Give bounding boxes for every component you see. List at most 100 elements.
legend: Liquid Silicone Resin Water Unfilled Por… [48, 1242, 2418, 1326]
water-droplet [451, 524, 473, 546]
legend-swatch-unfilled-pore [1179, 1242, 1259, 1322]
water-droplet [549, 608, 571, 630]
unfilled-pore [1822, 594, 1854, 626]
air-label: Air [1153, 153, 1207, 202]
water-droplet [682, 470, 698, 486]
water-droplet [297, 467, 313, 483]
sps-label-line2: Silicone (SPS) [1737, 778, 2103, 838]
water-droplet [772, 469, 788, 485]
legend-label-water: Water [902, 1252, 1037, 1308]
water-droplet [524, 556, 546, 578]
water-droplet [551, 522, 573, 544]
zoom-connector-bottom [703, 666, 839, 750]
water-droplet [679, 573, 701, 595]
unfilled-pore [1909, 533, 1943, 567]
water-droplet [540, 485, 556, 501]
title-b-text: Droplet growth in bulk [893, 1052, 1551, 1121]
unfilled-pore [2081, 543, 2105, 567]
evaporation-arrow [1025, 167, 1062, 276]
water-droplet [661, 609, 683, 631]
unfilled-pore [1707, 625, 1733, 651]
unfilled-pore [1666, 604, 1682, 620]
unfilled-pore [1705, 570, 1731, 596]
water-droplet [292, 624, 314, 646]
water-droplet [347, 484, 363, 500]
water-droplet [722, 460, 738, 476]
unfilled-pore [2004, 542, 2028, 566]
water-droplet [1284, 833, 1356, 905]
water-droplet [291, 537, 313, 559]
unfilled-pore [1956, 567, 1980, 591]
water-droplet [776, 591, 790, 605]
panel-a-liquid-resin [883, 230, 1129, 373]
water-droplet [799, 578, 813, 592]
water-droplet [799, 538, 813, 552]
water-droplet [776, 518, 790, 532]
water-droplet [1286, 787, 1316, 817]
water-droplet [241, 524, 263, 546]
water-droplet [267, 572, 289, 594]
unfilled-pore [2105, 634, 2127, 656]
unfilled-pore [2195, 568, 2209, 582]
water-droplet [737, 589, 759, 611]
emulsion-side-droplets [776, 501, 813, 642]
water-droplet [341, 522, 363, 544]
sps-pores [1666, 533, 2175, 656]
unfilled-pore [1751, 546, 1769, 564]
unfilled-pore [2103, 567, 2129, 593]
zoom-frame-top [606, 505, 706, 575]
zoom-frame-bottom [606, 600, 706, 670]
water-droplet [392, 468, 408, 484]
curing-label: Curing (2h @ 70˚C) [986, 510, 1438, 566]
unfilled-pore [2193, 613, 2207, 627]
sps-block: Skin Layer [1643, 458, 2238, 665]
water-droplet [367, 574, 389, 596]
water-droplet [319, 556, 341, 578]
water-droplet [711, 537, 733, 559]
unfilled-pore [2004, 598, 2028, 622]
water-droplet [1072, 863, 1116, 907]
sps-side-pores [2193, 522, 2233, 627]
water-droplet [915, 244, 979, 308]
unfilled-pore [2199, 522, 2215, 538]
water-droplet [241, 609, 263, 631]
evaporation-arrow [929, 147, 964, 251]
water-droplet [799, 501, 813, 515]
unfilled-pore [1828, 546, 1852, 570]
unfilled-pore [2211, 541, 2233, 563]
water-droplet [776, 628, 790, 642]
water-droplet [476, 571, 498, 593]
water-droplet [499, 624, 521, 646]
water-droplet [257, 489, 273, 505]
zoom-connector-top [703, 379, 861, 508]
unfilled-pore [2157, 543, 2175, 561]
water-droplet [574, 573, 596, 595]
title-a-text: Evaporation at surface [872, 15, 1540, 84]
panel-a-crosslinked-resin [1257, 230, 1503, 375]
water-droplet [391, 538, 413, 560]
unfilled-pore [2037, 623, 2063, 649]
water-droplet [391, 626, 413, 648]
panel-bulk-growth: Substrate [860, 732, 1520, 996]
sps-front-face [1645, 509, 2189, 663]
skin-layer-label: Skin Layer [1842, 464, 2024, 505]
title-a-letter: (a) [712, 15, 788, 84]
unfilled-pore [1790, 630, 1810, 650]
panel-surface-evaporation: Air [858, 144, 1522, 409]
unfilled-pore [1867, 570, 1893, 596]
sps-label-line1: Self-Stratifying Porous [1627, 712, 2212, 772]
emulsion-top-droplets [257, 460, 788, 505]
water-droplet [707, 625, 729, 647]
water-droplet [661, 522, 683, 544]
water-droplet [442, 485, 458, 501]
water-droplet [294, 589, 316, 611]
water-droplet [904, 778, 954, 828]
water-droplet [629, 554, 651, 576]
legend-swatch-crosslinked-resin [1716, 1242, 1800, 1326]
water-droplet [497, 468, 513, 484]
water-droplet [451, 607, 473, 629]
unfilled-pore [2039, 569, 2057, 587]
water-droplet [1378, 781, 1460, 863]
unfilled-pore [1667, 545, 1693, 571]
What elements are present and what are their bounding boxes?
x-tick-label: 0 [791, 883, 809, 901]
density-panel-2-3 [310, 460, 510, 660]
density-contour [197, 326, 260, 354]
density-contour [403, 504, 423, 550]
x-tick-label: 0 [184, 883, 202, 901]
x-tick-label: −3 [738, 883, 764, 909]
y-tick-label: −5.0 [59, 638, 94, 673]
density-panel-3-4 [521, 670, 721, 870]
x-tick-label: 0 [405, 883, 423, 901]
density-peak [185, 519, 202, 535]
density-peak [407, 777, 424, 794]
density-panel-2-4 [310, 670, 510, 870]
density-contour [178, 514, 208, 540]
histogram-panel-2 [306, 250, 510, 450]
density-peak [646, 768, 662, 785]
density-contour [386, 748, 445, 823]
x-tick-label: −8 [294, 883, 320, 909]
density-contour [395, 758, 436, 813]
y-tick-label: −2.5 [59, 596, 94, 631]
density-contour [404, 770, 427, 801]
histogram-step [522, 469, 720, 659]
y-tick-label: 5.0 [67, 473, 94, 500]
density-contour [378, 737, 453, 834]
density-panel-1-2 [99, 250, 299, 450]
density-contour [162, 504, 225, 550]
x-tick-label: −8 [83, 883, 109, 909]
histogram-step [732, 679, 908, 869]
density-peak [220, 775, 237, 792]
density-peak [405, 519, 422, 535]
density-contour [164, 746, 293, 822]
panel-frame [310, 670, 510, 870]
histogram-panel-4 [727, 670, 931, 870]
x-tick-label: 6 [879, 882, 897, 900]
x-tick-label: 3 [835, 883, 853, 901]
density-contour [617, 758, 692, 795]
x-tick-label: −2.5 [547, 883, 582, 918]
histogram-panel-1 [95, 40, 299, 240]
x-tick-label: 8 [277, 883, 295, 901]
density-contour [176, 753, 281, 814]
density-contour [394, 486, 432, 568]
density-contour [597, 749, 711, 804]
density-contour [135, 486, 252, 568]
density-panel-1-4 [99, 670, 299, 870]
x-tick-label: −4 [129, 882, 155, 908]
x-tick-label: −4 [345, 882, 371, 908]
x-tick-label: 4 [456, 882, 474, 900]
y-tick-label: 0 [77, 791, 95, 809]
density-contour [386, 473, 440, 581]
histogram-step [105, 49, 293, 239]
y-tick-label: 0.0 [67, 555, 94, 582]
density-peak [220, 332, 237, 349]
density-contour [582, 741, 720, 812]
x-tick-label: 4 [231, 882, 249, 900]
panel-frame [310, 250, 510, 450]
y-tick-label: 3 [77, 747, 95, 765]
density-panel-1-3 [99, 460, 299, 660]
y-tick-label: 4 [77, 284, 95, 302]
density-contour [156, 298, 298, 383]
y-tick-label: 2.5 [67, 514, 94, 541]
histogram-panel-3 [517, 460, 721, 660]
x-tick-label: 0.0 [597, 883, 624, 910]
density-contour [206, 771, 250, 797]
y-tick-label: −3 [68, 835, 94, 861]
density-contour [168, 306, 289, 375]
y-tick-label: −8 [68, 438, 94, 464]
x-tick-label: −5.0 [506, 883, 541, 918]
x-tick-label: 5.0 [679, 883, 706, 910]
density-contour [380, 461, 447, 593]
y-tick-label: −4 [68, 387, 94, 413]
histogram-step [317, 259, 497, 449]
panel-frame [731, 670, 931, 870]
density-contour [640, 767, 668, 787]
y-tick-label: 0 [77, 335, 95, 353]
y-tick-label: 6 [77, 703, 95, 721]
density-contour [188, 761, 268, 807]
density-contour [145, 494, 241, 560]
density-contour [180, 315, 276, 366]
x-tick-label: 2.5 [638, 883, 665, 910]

What you will do: Copy the stretch from the start of the records through the line containing "water-droplet [267, 572, 289, 594]", replacing "evaporation-arrow" with "evaporation-marker" and leaving everything else unchanged.

Solved exercise:
Give bounding boxes for every component you see. List at most 100 elements.
legend: Liquid Silicone Resin Water Unfilled Por… [48, 1242, 2418, 1326]
water-droplet [451, 524, 473, 546]
legend-swatch-unfilled-pore [1179, 1242, 1259, 1322]
water-droplet [549, 608, 571, 630]
unfilled-pore [1822, 594, 1854, 626]
air-label: Air [1153, 153, 1207, 202]
water-droplet [682, 470, 698, 486]
water-droplet [297, 467, 313, 483]
sps-label-line2: Silicone (SPS) [1737, 778, 2103, 838]
water-droplet [772, 469, 788, 485]
legend-label-water: Water [902, 1252, 1037, 1308]
water-droplet [524, 556, 546, 578]
water-droplet [551, 522, 573, 544]
zoom-connector-bottom [703, 666, 839, 750]
water-droplet [679, 573, 701, 595]
unfilled-pore [1909, 533, 1943, 567]
water-droplet [540, 485, 556, 501]
title-b-text: Droplet growth in bulk [893, 1052, 1551, 1121]
unfilled-pore [2081, 543, 2105, 567]
evaporation-marker [1025, 167, 1062, 276]
water-droplet [661, 609, 683, 631]
unfilled-pore [1707, 625, 1733, 651]
unfilled-pore [1666, 604, 1682, 620]
unfilled-pore [1705, 570, 1731, 596]
water-droplet [292, 624, 314, 646]
water-droplet [347, 484, 363, 500]
water-droplet [722, 460, 738, 476]
unfilled-pore [2004, 542, 2028, 566]
water-droplet [1284, 833, 1356, 905]
water-droplet [291, 537, 313, 559]
unfilled-pore [1956, 567, 1980, 591]
water-droplet [776, 591, 790, 605]
panel-a-liquid-resin [883, 230, 1129, 373]
water-droplet [799, 578, 813, 592]
water-droplet [799, 538, 813, 552]
water-droplet [776, 518, 790, 532]
water-droplet [1286, 787, 1316, 817]
water-droplet [241, 524, 263, 546]
water-droplet [267, 572, 289, 594]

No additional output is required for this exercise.